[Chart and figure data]

════

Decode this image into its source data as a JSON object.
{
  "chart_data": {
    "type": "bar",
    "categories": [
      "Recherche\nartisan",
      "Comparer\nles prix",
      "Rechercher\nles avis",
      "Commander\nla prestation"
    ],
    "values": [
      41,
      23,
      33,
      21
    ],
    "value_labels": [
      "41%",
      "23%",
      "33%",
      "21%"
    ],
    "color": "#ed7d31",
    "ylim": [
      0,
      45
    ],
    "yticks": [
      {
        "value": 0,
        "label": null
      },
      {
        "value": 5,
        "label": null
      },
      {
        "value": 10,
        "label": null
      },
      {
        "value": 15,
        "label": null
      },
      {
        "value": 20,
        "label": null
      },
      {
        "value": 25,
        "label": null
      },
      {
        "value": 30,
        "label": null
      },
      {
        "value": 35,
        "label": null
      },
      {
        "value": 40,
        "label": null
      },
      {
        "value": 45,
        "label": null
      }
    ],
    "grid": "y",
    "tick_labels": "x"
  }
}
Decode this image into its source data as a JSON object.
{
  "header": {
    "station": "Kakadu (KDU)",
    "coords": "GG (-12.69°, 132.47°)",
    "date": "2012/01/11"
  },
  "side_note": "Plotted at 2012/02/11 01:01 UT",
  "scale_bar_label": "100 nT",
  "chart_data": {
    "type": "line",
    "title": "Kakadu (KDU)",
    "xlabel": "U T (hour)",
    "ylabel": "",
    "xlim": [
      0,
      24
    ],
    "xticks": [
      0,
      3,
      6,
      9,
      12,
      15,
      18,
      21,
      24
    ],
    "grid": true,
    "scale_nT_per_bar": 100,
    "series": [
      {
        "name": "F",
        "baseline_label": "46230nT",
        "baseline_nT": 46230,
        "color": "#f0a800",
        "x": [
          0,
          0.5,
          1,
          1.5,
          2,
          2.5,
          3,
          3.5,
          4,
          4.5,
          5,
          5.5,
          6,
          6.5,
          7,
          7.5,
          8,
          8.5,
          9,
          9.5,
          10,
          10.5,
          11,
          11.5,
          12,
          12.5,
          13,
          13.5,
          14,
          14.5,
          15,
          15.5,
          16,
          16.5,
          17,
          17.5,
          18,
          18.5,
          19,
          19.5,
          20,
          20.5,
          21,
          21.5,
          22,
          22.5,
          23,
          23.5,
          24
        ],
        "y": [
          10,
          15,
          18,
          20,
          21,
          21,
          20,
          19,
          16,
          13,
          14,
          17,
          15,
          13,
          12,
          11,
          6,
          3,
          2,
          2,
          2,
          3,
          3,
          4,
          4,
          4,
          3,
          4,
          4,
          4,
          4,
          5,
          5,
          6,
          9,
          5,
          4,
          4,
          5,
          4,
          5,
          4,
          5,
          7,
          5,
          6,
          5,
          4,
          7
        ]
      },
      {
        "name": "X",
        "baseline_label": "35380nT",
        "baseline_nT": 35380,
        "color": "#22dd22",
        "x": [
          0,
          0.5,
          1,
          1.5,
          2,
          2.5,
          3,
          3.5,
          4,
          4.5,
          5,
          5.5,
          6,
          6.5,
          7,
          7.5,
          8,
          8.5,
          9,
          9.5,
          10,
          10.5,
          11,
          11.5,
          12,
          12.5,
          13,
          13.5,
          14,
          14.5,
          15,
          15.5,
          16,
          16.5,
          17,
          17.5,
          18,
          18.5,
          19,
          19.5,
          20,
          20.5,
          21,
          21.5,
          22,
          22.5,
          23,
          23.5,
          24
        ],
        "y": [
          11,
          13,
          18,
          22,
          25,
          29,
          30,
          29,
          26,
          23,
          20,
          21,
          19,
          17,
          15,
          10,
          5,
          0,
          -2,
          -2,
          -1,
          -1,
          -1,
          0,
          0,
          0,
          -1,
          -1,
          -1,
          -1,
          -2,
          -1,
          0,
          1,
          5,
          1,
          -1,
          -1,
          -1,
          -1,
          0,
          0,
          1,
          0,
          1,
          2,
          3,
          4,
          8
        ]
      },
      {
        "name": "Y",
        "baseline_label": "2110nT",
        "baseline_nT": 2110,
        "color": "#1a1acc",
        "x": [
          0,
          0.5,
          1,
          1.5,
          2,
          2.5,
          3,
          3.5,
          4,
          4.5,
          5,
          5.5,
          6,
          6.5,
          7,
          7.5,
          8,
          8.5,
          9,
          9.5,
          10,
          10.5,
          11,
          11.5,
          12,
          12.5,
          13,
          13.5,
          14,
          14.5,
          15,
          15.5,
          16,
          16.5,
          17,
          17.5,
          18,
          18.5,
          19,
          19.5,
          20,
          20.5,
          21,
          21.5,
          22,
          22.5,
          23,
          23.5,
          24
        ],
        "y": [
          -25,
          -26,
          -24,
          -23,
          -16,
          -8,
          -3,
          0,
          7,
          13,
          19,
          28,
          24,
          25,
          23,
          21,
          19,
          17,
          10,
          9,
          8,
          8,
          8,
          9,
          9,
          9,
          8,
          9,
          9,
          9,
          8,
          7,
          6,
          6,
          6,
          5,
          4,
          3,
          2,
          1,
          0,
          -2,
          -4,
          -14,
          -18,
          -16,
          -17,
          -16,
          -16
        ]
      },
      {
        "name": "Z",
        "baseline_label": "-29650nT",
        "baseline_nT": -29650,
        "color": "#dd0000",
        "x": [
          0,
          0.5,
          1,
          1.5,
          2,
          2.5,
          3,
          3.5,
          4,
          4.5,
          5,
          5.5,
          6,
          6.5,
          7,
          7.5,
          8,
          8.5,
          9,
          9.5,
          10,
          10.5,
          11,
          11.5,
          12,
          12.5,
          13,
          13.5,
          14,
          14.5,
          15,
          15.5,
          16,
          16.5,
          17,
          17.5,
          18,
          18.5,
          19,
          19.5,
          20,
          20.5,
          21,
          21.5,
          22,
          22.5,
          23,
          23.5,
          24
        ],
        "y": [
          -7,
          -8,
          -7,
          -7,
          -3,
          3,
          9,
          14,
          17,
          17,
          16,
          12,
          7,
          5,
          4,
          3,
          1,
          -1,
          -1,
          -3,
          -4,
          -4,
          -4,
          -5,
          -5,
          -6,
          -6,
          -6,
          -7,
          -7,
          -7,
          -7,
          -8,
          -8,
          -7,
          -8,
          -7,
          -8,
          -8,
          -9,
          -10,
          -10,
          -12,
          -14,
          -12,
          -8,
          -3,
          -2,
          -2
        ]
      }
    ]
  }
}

════

From the preceding material, extract every line exactly.

Decode this image into its source data as a JSON object.
{
  "chart_data": {
    "type": "bar",
    "categories": [
      "Recherche\nartisan",
      "Comparer\nles prix",
      "Rechercher\nles avis",
      "Commander\nla prestation"
    ],
    "values": [
      41,
      23,
      33,
      21
    ],
    "value_labels": [
      "41%",
      "23%",
      "33%",
      "21%"
    ],
    "color": "#ed7d31",
    "ylim": [
      0,
      45
    ],
    "yticks": [
      {
        "value": 0,
        "label": null
      },
      {
        "value": 5,
        "label": null
      },
      {
        "value": 10,
        "label": null
      },
      {
        "value": 15,
        "label": null
      },
      {
        "value": 20,
        "label": null
      },
      {
        "value": 25,
        "label": null
      },
      {
        "value": 30,
        "label": null
      },
      {
        "value": 35,
        "label": null
      },
      {
        "value": 40,
        "label": null
      },
      {
        "value": 45,
        "label": null
      }
    ],
    "grid": "y",
    "tick_labels": "x"
  }
}
Decode this image into its source data as a JSON object.
{
  "header": {
    "station": "Kakadu (KDU)",
    "coords": "GG (-12.69°, 132.47°)",
    "date": "2012/01/11"
  },
  "side_note": "Plotted at 2012/02/11 01:01 UT",
  "scale_bar_label": "100 nT",
  "chart_data": {
    "type": "line",
    "title": "Kakadu (KDU)",
    "xlabel": "U T (hour)",
    "ylabel": "",
    "xlim": [
      0,
      24
    ],
    "xticks": [
      0,
      3,
      6,
      9,
      12,
      15,
      18,
      21,
      24
    ],
    "grid": true,
    "scale_nT_per_bar": 100,
    "series": [
      {
        "name": "F",
        "baseline_label": "46230nT",
        "baseline_nT": 46230,
        "color": "#f0a800",
        "x": [
          0,
          0.5,
          1,
          1.5,
          2,
          2.5,
          3,
          3.5,
          4,
          4.5,
          5,
          5.5,
          6,
          6.5,
          7,
          7.5,
          8,
          8.5,
          9,
          9.5,
          10,
          10.5,
          11,
          11.5,
          12,
          12.5,
          13,
          13.5,
          14,
          14.5,
          15,
          15.5,
          16,
          16.5,
          17,
          17.5,
          18,
          18.5,
          19,
          19.5,
          20,
          20.5,
          21,
          21.5,
          22,
          22.5,
          23,
          23.5,
          24
        ],
        "y": [
          10,
          15,
          18,
          20,
          21,
          21,
          20,
          19,
          16,
          13,
          14,
          17,
          15,
          13,
          12,
          11,
          6,
          3,
          2,
          2,
          2,
          3,
          3,
          4,
          4,
          4,
          3,
          4,
          4,
          4,
          4,
          5,
          5,
          6,
          9,
          5,
          4,
          4,
          5,
          4,
          5,
          4,
          5,
          7,
          5,
          6,
          5,
          4,
          7
        ]
      },
      {
        "name": "X",
        "baseline_label": "35380nT",
        "baseline_nT": 35380,
        "color": "#22dd22",
        "x": [
          0,
          0.5,
          1,
          1.5,
          2,
          2.5,
          3,
          3.5,
          4,
          4.5,
          5,
          5.5,
          6,
          6.5,
          7,
          7.5,
          8,
          8.5,
          9,
          9.5,
          10,
          10.5,
          11,
          11.5,
          12,
          12.5,
          13,
          13.5,
          14,
          14.5,
          15,
          15.5,
          16,
          16.5,
          17,
          17.5,
          18,
          18.5,
          19,
          19.5,
          20,
          20.5,
          21,
          21.5,
          22,
          22.5,
          23,
          23.5,
          24
        ],
        "y": [
          11,
          13,
          18,
          22,
          25,
          29,
          30,
          29,
          26,
          23,
          20,
          21,
          19,
          17,
          15,
          10,
          5,
          0,
          -2,
          -2,
          -1,
          -1,
          -1,
          0,
          0,
          0,
          -1,
          -1,
          -1,
          -1,
          -2,
          -1,
          0,
          1,
          5,
          1,
          -1,
          -1,
          -1,
          -1,
          0,
          0,
          1,
          0,
          1,
          2,
          3,
          4,
          8
        ]
      },
      {
        "name": "Y",
        "baseline_label": "2110nT",
        "baseline_nT": 2110,
        "color": "#1a1acc",
        "x": [
          0,
          0.5,
          1,
          1.5,
          2,
          2.5,
          3,
          3.5,
          4,
          4.5,
          5,
          5.5,
          6,
          6.5,
          7,
          7.5,
          8,
          8.5,
          9,
          9.5,
          10,
          10.5,
          11,
          11.5,
          12,
          12.5,
          13,
          13.5,
          14,
          14.5,
          15,
          15.5,
          16,
          16.5,
          17,
          17.5,
          18,
          18.5,
          19,
          19.5,
          20,
          20.5,
          21,
          21.5,
          22,
          22.5,
          23,
          23.5,
          24
        ],
        "y": [
          -25,
          -26,
          -24,
          -23,
          -16,
          -8,
          -3,
          0,
          7,
          13,
          19,
          28,
          24,
          25,
          23,
          21,
          19,
          17,
          10,
          9,
          8,
          8,
          8,
          9,
          9,
          9,
          8,
          9,
          9,
          9,
          8,
          7,
          6,
          6,
          6,
          5,
          4,
          3,
          2,
          1,
          0,
          -2,
          -4,
          -14,
          -18,
          -16,
          -17,
          -16,
          -16
        ]
      },
      {
        "name": "Z",
        "baseline_label": "-29650nT",
        "baseline_nT": -29650,
        "color": "#dd0000",
        "x": [
          0,
          0.5,
          1,
          1.5,
          2,
          2.5,
          3,
          3.5,
          4,
          4.5,
          5,
          5.5,
          6,
          6.5,
          7,
          7.5,
          8,
          8.5,
          9,
          9.5,
          10,
          10.5,
          11,
          11.5,
          12,
          12.5,
          13,
          13.5,
          14,
          14.5,
          15,
          15.5,
          16,
          16.5,
          17,
          17.5,
          18,
          18.5,
          19,
          19.5,
          20,
          20.5,
          21,
          21.5,
          22,
          22.5,
          23,
          23.5,
          24
        ],
        "y": [
          -7,
          -8,
          -7,
          -7,
          -3,
          3,
          9,
          14,
          17,
          17,
          16,
          12,
          7,
          5,
          4,
          3,
          1,
          -1,
          -1,
          -3,
          -4,
          -4,
          -4,
          -5,
          -5,
          -6,
          -6,
          -6,
          -7,
          -7,
          -7,
          -7,
          -8,
          -8,
          -7,
          -8,
          -7,
          -8,
          -8,
          -9,
          -10,
          -10,
          -12,
          -14,
          -12,
          -8,
          -3,
          -2,
          -2
        ]
      }
    ]
  }
}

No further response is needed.